**Exercise:** How many of the lines here include "email"? Answer with a single number.

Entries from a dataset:
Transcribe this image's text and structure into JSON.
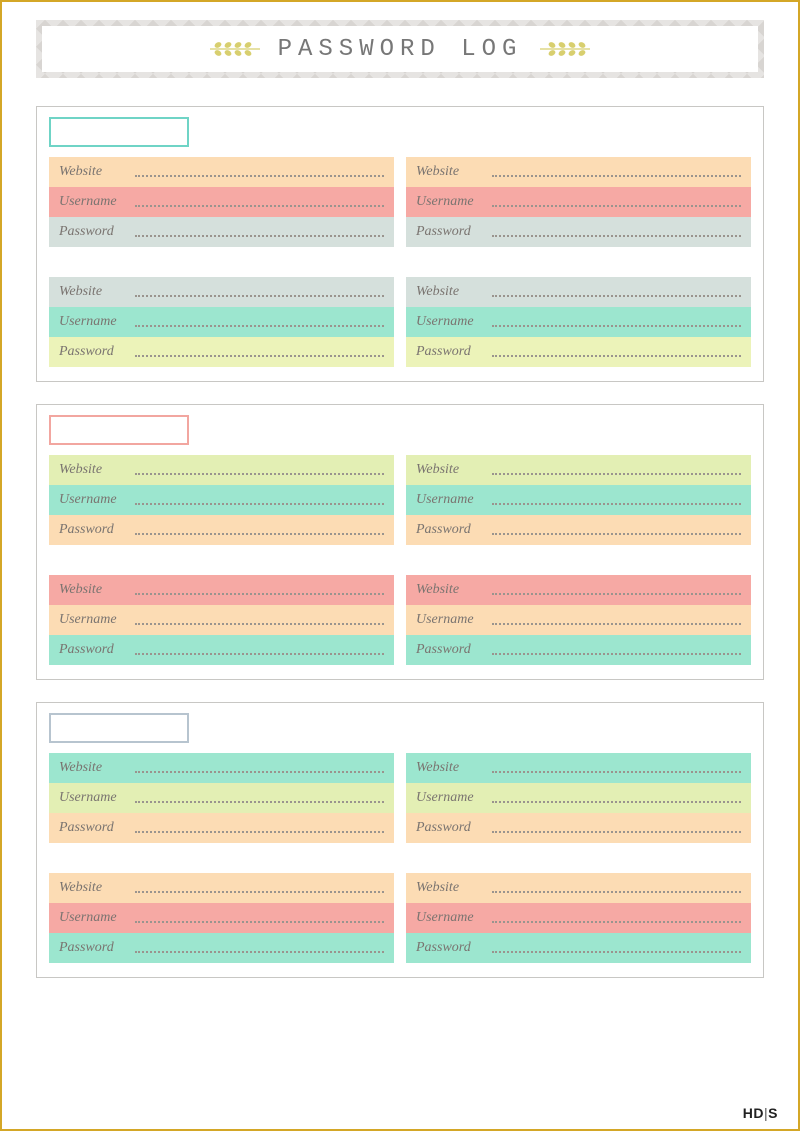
{
  "header": {
    "title": "Password Log"
  },
  "labels": {
    "website": "Website",
    "username": "Username",
    "password": "Password"
  },
  "sections": [
    {
      "category_border": "#6fd4c6",
      "blocks": [
        {
          "rows": [
            {
              "bg": "#fcdcb4"
            },
            {
              "bg": "#f6a9a4"
            },
            {
              "bg": "#d5e0dc"
            }
          ]
        },
        {
          "rows": [
            {
              "bg": "#d5e0dc"
            },
            {
              "bg": "#9ce6cf"
            },
            {
              "bg": "#ecf3b9"
            }
          ]
        }
      ]
    },
    {
      "category_border": "#f2a6a0",
      "blocks": [
        {
          "rows": [
            {
              "bg": "#e3efb4"
            },
            {
              "bg": "#9ce6cf"
            },
            {
              "bg": "#fcdcb4"
            }
          ]
        },
        {
          "rows": [
            {
              "bg": "#f6a9a4"
            },
            {
              "bg": "#fcdcb4"
            },
            {
              "bg": "#9ce6cf"
            }
          ]
        }
      ]
    },
    {
      "category_border": "#b7c4cf",
      "blocks": [
        {
          "rows": [
            {
              "bg": "#9ce6cf"
            },
            {
              "bg": "#e3efb4"
            },
            {
              "bg": "#fcdcb4"
            }
          ]
        },
        {
          "rows": [
            {
              "bg": "#fcdcb4"
            },
            {
              "bg": "#f6a9a4"
            },
            {
              "bg": "#9ce6cf"
            }
          ]
        }
      ]
    }
  ],
  "footer": {
    "brand": "HD|S"
  }
}
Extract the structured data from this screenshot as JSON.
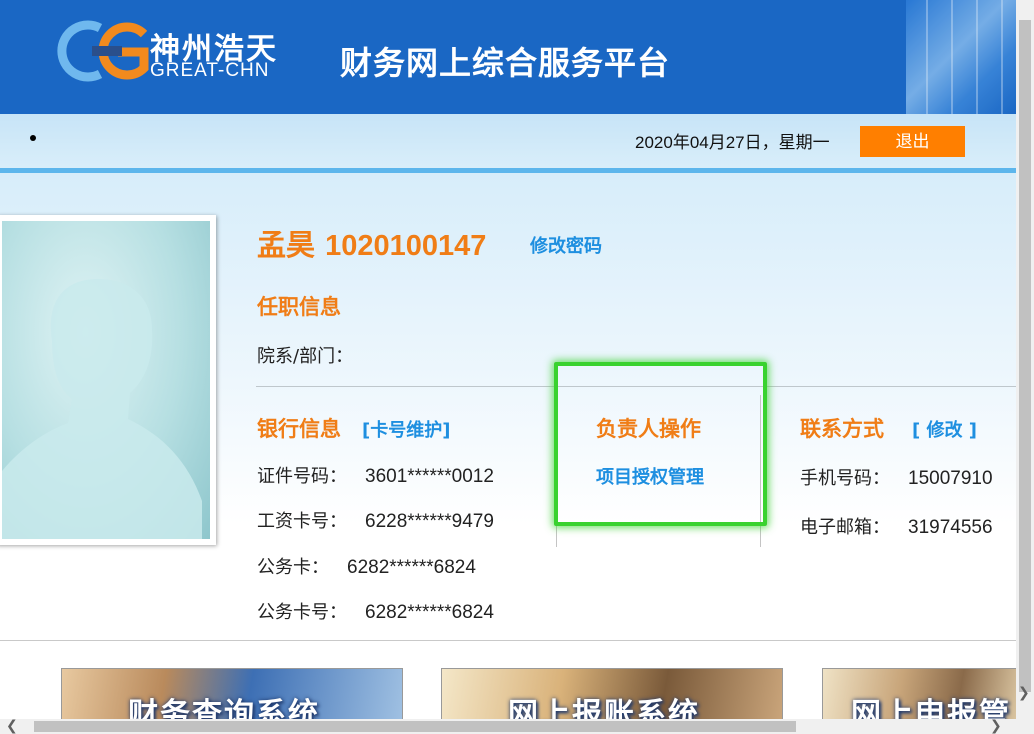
{
  "header": {
    "logo_cn": "神州浩天",
    "logo_en": "GREAT-CHN",
    "site_title": "财务网上综合服务平台"
  },
  "topbar": {
    "date_text": "2020年04月27日，星期一",
    "logout_label": "退出"
  },
  "profile": {
    "name": "孟昊",
    "user_id": "1020100147",
    "change_password_label": "修改密码",
    "employment_title": "任职信息",
    "department_label": "院系/部门：",
    "department_value": ""
  },
  "bank": {
    "title": "银行信息",
    "maintain_label": "[卡号维护]",
    "fields": [
      {
        "label": "证件号码：",
        "value": "3601******0012"
      },
      {
        "label": "工资卡号：",
        "value": "6228******9479"
      },
      {
        "label": "公务卡：",
        "value": "6282******6824"
      },
      {
        "label": "公务卡号：",
        "value": "6282******6824"
      }
    ]
  },
  "manager": {
    "title": "负责人操作",
    "project_auth_label": "项目授权管理"
  },
  "contact": {
    "title": "联系方式",
    "edit_label": "[ 修改 ]",
    "fields": [
      {
        "label": "手机号码：",
        "value": "15007910"
      },
      {
        "label": "电子邮箱：",
        "value": "31974556"
      }
    ]
  },
  "banners": [
    {
      "label": "财务查询系统"
    },
    {
      "label": "网上报账系统"
    },
    {
      "label": "网上申报管"
    }
  ],
  "colors": {
    "header_blue": "#1a67c4",
    "accent_orange": "#f07d16",
    "logout_orange": "#ff7f00",
    "link_blue": "#1e8fe0",
    "focus_green": "#39d22f"
  }
}
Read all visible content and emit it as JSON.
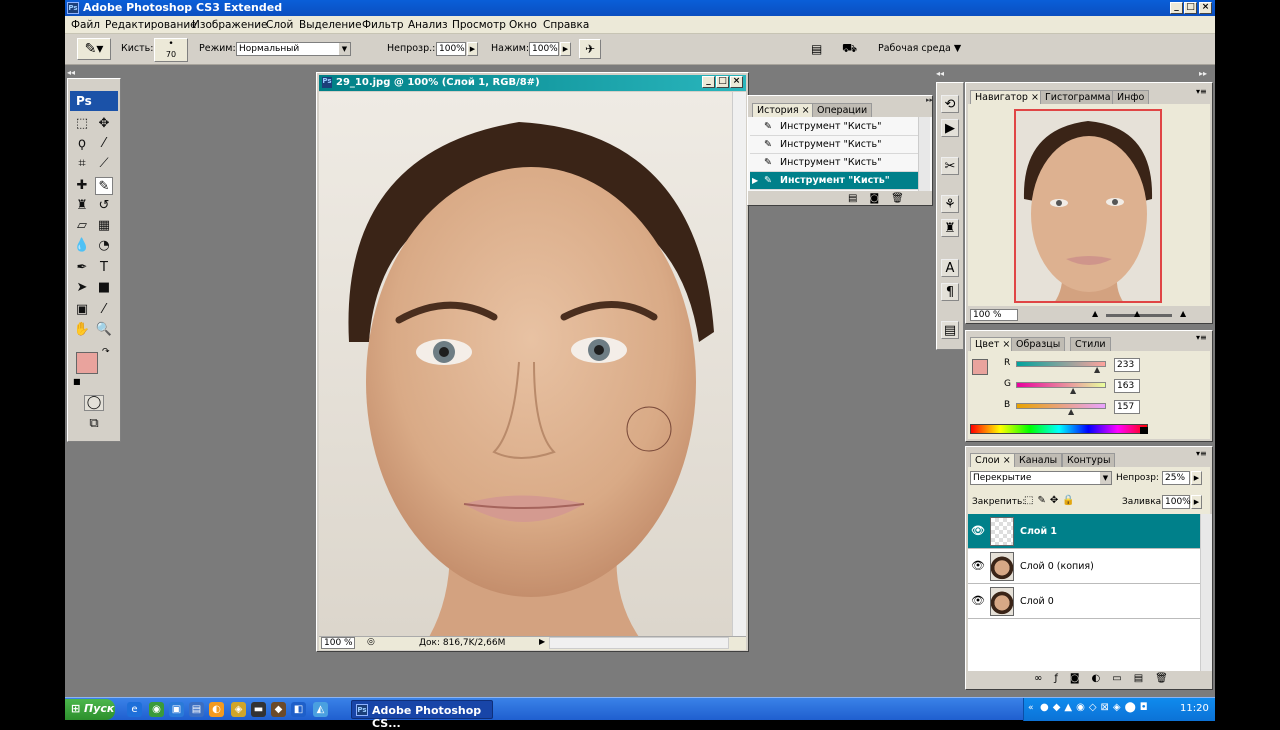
{
  "app": {
    "title": "Adobe Photoshop CS3 Extended",
    "ps_logo": "Ps"
  },
  "menu": [
    "Файл",
    "Редактирование",
    "Изображение",
    "Слой",
    "Выделение",
    "Фильтр",
    "Анализ",
    "Просмотр",
    "Окно",
    "Справка"
  ],
  "options": {
    "brush_label": "Кисть:",
    "brush_size": "70",
    "mode_label": "Режим:",
    "mode_value": "Нормальный",
    "opacity_label": "Непрозр.:",
    "opacity_value": "100%",
    "flow_label": "Нажим:",
    "flow_value": "100%",
    "workspace_label": "Рабочая среда"
  },
  "document": {
    "title": "29_10.jpg @ 100% (Слой 1, RGB/8#)",
    "zoom": "100 %",
    "doc_info": "Док: 816,7K/2,66M"
  },
  "history": {
    "tabs": [
      "История",
      "Операции"
    ],
    "items": [
      "Инструмент \"Кисть\"",
      "Инструмент \"Кисть\"",
      "Инструмент \"Кисть\"",
      "Инструмент \"Кисть\""
    ],
    "selected_index": 3
  },
  "navigator": {
    "tabs": [
      "Навигатор",
      "Гистограмма",
      "Инфо"
    ],
    "zoom": "100 %"
  },
  "color_panel": {
    "tabs": [
      "Цвет",
      "Образцы",
      "Стили"
    ],
    "channels": [
      {
        "label": "R",
        "value": "233"
      },
      {
        "label": "G",
        "value": "163"
      },
      {
        "label": "B",
        "value": "157"
      }
    ],
    "foreground": "#e9a39d",
    "background": "#ffffff"
  },
  "layers": {
    "tabs": [
      "Слои",
      "Каналы",
      "Контуры"
    ],
    "blend_mode": "Перекрытие",
    "opacity_label": "Непрозр:",
    "opacity_value": "25%",
    "lock_label": "Закрепить:",
    "fill_label": "Заливка:",
    "fill_value": "100%",
    "items": [
      {
        "name": "Слой 1",
        "selected": true
      },
      {
        "name": "Слой 0 (копия)",
        "selected": false
      },
      {
        "name": "Слой 0",
        "selected": false
      }
    ]
  },
  "taskbar": {
    "start": "Пуск",
    "active_item": "Adobe Photoshop CS...",
    "clock": "11:20"
  },
  "colors": {
    "title_bar": "#0b4fc0",
    "doc_title": "#007f86",
    "selection": "#00808a"
  }
}
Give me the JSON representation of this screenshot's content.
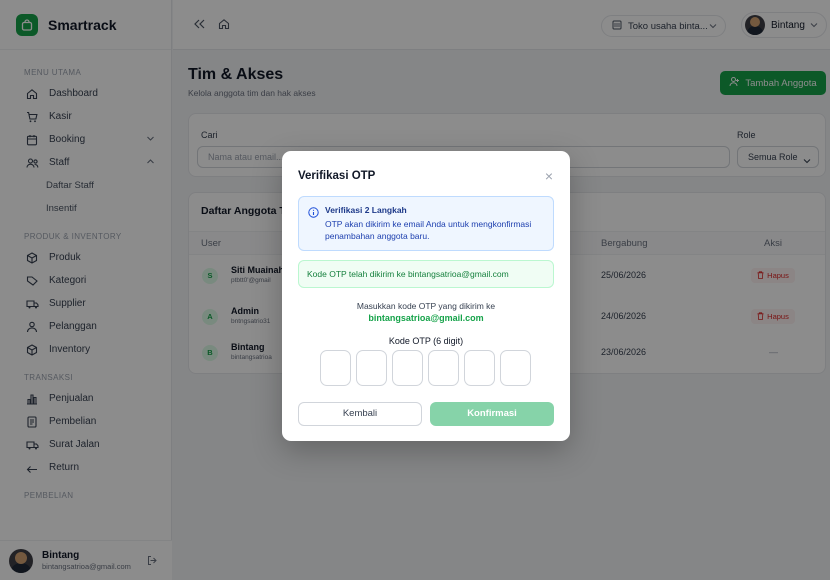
{
  "app": {
    "name": "Smartrack",
    "brand_color": "#16a34a"
  },
  "sidebar": {
    "sections": [
      {
        "title": "MENU UTAMA"
      },
      {
        "title": "PRODUK & INVENTORY"
      },
      {
        "title": "TRANSAKSI"
      },
      {
        "title": "PEMBELIAN"
      }
    ],
    "items": {
      "dashboard": "Dashboard",
      "kasir": "Kasir",
      "booking": "Booking",
      "staff": "Staff",
      "daftar_staff": "Daftar Staff",
      "insentif": "Insentif",
      "produk": "Produk",
      "kategori": "Kategori",
      "supplier": "Supplier",
      "pelanggan": "Pelanggan",
      "inventory": "Inventory",
      "penjualan": "Penjualan",
      "pembelian": "Pembelian",
      "surat_jalan": "Surat Jalan",
      "return": "Return"
    },
    "profile": {
      "name": "Bintang",
      "email": "bintangsatrioa@gmail.com"
    }
  },
  "topbar": {
    "store": "Toko usaha binta...",
    "user": "Bintang"
  },
  "page": {
    "title": "Tim & Akses",
    "subtitle": "Kelola anggota tim dan hak akses",
    "add_button": "Tambah Anggota"
  },
  "filter": {
    "search_label": "Cari",
    "search_placeholder": "Nama atau email...",
    "role_label": "Role",
    "role_value": "Semua Role"
  },
  "table": {
    "title": "Daftar Anggota T",
    "columns": {
      "user": "User",
      "joined": "Bergabung",
      "action": "Aksi"
    },
    "rows": [
      {
        "initial": "S",
        "name": "Siti Muainah",
        "email": "ptbtt0'@gmail",
        "joined": "25/06/2026",
        "action": "Hapus"
      },
      {
        "initial": "A",
        "name": "Admin",
        "email": "bntngsatrio31",
        "joined": "24/06/2026",
        "action": "Hapus"
      },
      {
        "initial": "B",
        "name": "Bintang",
        "email": "bintangsatrioa",
        "joined": "23/06/2026",
        "action": "—"
      }
    ]
  },
  "modal": {
    "title": "Verifikasi OTP",
    "info_title": "Verifikasi 2 Langkah",
    "info_text": "OTP akan dikirim ke email Anda untuk mengkonfirmasi penambahan anggota baru.",
    "success_text": "Kode OTP telah dikirim ke bintangsatrioa@gmail.com",
    "instruction": "Masukkan kode OTP yang dikirim ke",
    "email": "bintangsatrioa@gmail.com",
    "otp_label": "Kode OTP (6 digit)",
    "back_button": "Kembali",
    "confirm_button": "Konfirmasi"
  }
}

**Complete answer:** 7